-- begin Excerpted records --

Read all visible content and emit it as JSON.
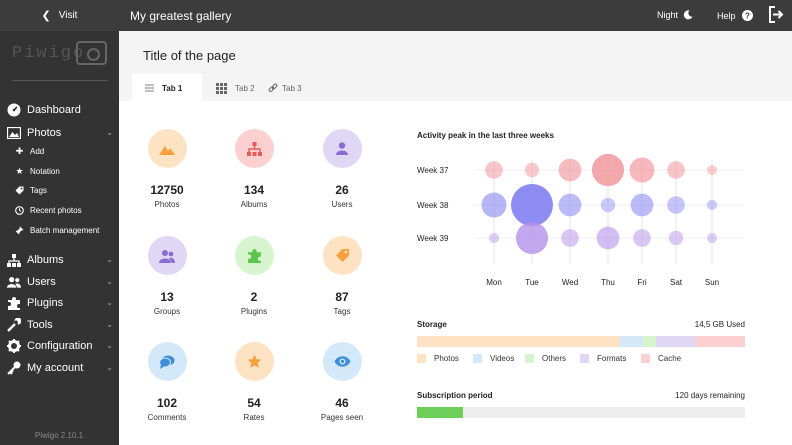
{
  "topbar": {
    "visit_label": "Visit",
    "gallery_title": "My greatest gallery",
    "night_label": "Night",
    "help_label": "Help"
  },
  "sidebar": {
    "logo": "Piwigo",
    "items": [
      {
        "label": "Dashboard",
        "icon": "dashboard-icon"
      },
      {
        "label": "Photos",
        "icon": "photos-icon"
      },
      {
        "label": "Albums",
        "icon": "albums-icon"
      },
      {
        "label": "Users",
        "icon": "users-icon"
      },
      {
        "label": "Plugins",
        "icon": "plugins-icon"
      },
      {
        "label": "Tools",
        "icon": "tools-icon"
      },
      {
        "label": "Configuration",
        "icon": "configuration-icon"
      },
      {
        "label": "My account",
        "icon": "account-icon"
      }
    ],
    "photo_subitems": [
      {
        "label": "Add",
        "icon": "plus-icon"
      },
      {
        "label": "Notation",
        "icon": "star-icon"
      },
      {
        "label": "Tags",
        "icon": "tag-icon"
      },
      {
        "label": "Recent photos",
        "icon": "clock-icon"
      },
      {
        "label": "Batch management",
        "icon": "pin-icon"
      }
    ],
    "version": "Piwigo 2.10.1"
  },
  "page": {
    "title": "Title of the page",
    "tabs": [
      "Tab 1",
      "Tab 2",
      "Tab 3"
    ]
  },
  "stats": [
    {
      "value": "12750",
      "label": "Photos",
      "bg": "#fde3c4",
      "fg": "#f5a03c",
      "icon": "photos-icon"
    },
    {
      "value": "134",
      "label": "Albums",
      "bg": "#fcd0d0",
      "fg": "#e85a5a",
      "icon": "albums-icon"
    },
    {
      "value": "26",
      "label": "Users",
      "bg": "#e0d7f5",
      "fg": "#8a6bd0",
      "icon": "users-icon"
    },
    {
      "value": "13",
      "label": "Groups",
      "bg": "#e0d7f5",
      "fg": "#8a6bd0",
      "icon": "groups-icon"
    },
    {
      "value": "2",
      "label": "Plugins",
      "bg": "#d6f5cf",
      "fg": "#5cc44a",
      "icon": "plugins-icon"
    },
    {
      "value": "87",
      "label": "Tags",
      "bg": "#fde3c4",
      "fg": "#f5a03c",
      "icon": "tags-icon"
    },
    {
      "value": "102",
      "label": "Comments",
      "bg": "#d3e8f9",
      "fg": "#3c8fd8",
      "icon": "comments-icon"
    },
    {
      "value": "54",
      "label": "Rates",
      "bg": "#fde3c4",
      "fg": "#f5a03c",
      "icon": "rates-icon"
    },
    {
      "value": "46",
      "label": "Pages seen",
      "bg": "#d3e8f9",
      "fg": "#3c8fd8",
      "icon": "pages-seen-icon"
    }
  ],
  "activity": {
    "title": "Activity peak in the last three weeks"
  },
  "chart_data": {
    "type": "scatter",
    "title": "Activity peak in the last three weeks",
    "x": [
      "Mon",
      "Tue",
      "Wed",
      "Thu",
      "Fri",
      "Sat",
      "Sun"
    ],
    "y": [
      "Week 37",
      "Week 38",
      "Week 39"
    ],
    "series": [
      {
        "name": "Week 37",
        "color": "#f08f95",
        "values": [
          3,
          2,
          5,
          10,
          6,
          3,
          1
        ]
      },
      {
        "name": "Week 38",
        "color": "#8c8cf2",
        "values": [
          6,
          17,
          5,
          2,
          5,
          3,
          1
        ]
      },
      {
        "name": "Week 39",
        "color": "#b490ea",
        "values": [
          1,
          10,
          3,
          5,
          3,
          2,
          1
        ]
      }
    ],
    "grid": true
  },
  "storage": {
    "label": "Storage",
    "used": "14,5 GB Used",
    "segments": [
      {
        "name": "Photos",
        "color": "#fde3c4",
        "fraction": 0.62
      },
      {
        "name": "Videos",
        "color": "#d3e8f9",
        "fraction": 0.07
      },
      {
        "name": "Others",
        "color": "#d6f5cf",
        "fraction": 0.04
      },
      {
        "name": "Formats",
        "color": "#e0d7f5",
        "fraction": 0.12
      },
      {
        "name": "Cache",
        "color": "#fcd0d0",
        "fraction": 0.15
      }
    ]
  },
  "subscription": {
    "label": "Subscription period",
    "remaining": "120 days remaining",
    "progress": 0.14,
    "color": "#6ece5a"
  }
}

-- end Excerpted records --

[Set exercise]
Print the complete listing exactly, apart from any pictures.

[Correct answer]
Read all visible content and emit it as JSON.
{
  "topbar": {
    "visit_label": "Visit",
    "gallery_title": "My greatest gallery",
    "night_label": "Night",
    "help_label": "Help"
  },
  "sidebar": {
    "logo": "Piwigo",
    "items": [
      {
        "label": "Dashboard",
        "icon": "dashboard-icon"
      },
      {
        "label": "Photos",
        "icon": "photos-icon"
      },
      {
        "label": "Albums",
        "icon": "albums-icon"
      },
      {
        "label": "Users",
        "icon": "users-icon"
      },
      {
        "label": "Plugins",
        "icon": "plugins-icon"
      },
      {
        "label": "Tools",
        "icon": "tools-icon"
      },
      {
        "label": "Configuration",
        "icon": "configuration-icon"
      },
      {
        "label": "My account",
        "icon": "account-icon"
      }
    ],
    "photo_subitems": [
      {
        "label": "Add",
        "icon": "plus-icon"
      },
      {
        "label": "Notation",
        "icon": "star-icon"
      },
      {
        "label": "Tags",
        "icon": "tag-icon"
      },
      {
        "label": "Recent photos",
        "icon": "clock-icon"
      },
      {
        "label": "Batch management",
        "icon": "pin-icon"
      }
    ],
    "version": "Piwigo 2.10.1"
  },
  "page": {
    "title": "Title of the page",
    "tabs": [
      "Tab 1",
      "Tab 2",
      "Tab 3"
    ]
  },
  "stats": [
    {
      "value": "12750",
      "label": "Photos",
      "bg": "#fde3c4",
      "fg": "#f5a03c",
      "icon": "photos-icon"
    },
    {
      "value": "134",
      "label": "Albums",
      "bg": "#fcd0d0",
      "fg": "#e85a5a",
      "icon": "albums-icon"
    },
    {
      "value": "26",
      "label": "Users",
      "bg": "#e0d7f5",
      "fg": "#8a6bd0",
      "icon": "users-icon"
    },
    {
      "value": "13",
      "label": "Groups",
      "bg": "#e0d7f5",
      "fg": "#8a6bd0",
      "icon": "groups-icon"
    },
    {
      "value": "2",
      "label": "Plugins",
      "bg": "#d6f5cf",
      "fg": "#5cc44a",
      "icon": "plugins-icon"
    },
    {
      "value": "87",
      "label": "Tags",
      "bg": "#fde3c4",
      "fg": "#f5a03c",
      "icon": "tags-icon"
    },
    {
      "value": "102",
      "label": "Comments",
      "bg": "#d3e8f9",
      "fg": "#3c8fd8",
      "icon": "comments-icon"
    },
    {
      "value": "54",
      "label": "Rates",
      "bg": "#fde3c4",
      "fg": "#f5a03c",
      "icon": "rates-icon"
    },
    {
      "value": "46",
      "label": "Pages seen",
      "bg": "#d3e8f9",
      "fg": "#3c8fd8",
      "icon": "pages-seen-icon"
    }
  ],
  "activity": {
    "title": "Activity peak in the last three weeks"
  },
  "chart_data": {
    "type": "scatter",
    "title": "Activity peak in the last three weeks",
    "x": [
      "Mon",
      "Tue",
      "Wed",
      "Thu",
      "Fri",
      "Sat",
      "Sun"
    ],
    "y": [
      "Week 37",
      "Week 38",
      "Week 39"
    ],
    "series": [
      {
        "name": "Week 37",
        "color": "#f08f95",
        "values": [
          3,
          2,
          5,
          10,
          6,
          3,
          1
        ]
      },
      {
        "name": "Week 38",
        "color": "#8c8cf2",
        "values": [
          6,
          17,
          5,
          2,
          5,
          3,
          1
        ]
      },
      {
        "name": "Week 39",
        "color": "#b490ea",
        "values": [
          1,
          10,
          3,
          5,
          3,
          2,
          1
        ]
      }
    ],
    "grid": true
  },
  "storage": {
    "label": "Storage",
    "used": "14,5 GB Used",
    "segments": [
      {
        "name": "Photos",
        "color": "#fde3c4",
        "fraction": 0.62
      },
      {
        "name": "Videos",
        "color": "#d3e8f9",
        "fraction": 0.07
      },
      {
        "name": "Others",
        "color": "#d6f5cf",
        "fraction": 0.04
      },
      {
        "name": "Formats",
        "color": "#e0d7f5",
        "fraction": 0.12
      },
      {
        "name": "Cache",
        "color": "#fcd0d0",
        "fraction": 0.15
      }
    ]
  },
  "subscription": {
    "label": "Subscription period",
    "remaining": "120 days remaining",
    "progress": 0.14,
    "color": "#6ece5a"
  }
}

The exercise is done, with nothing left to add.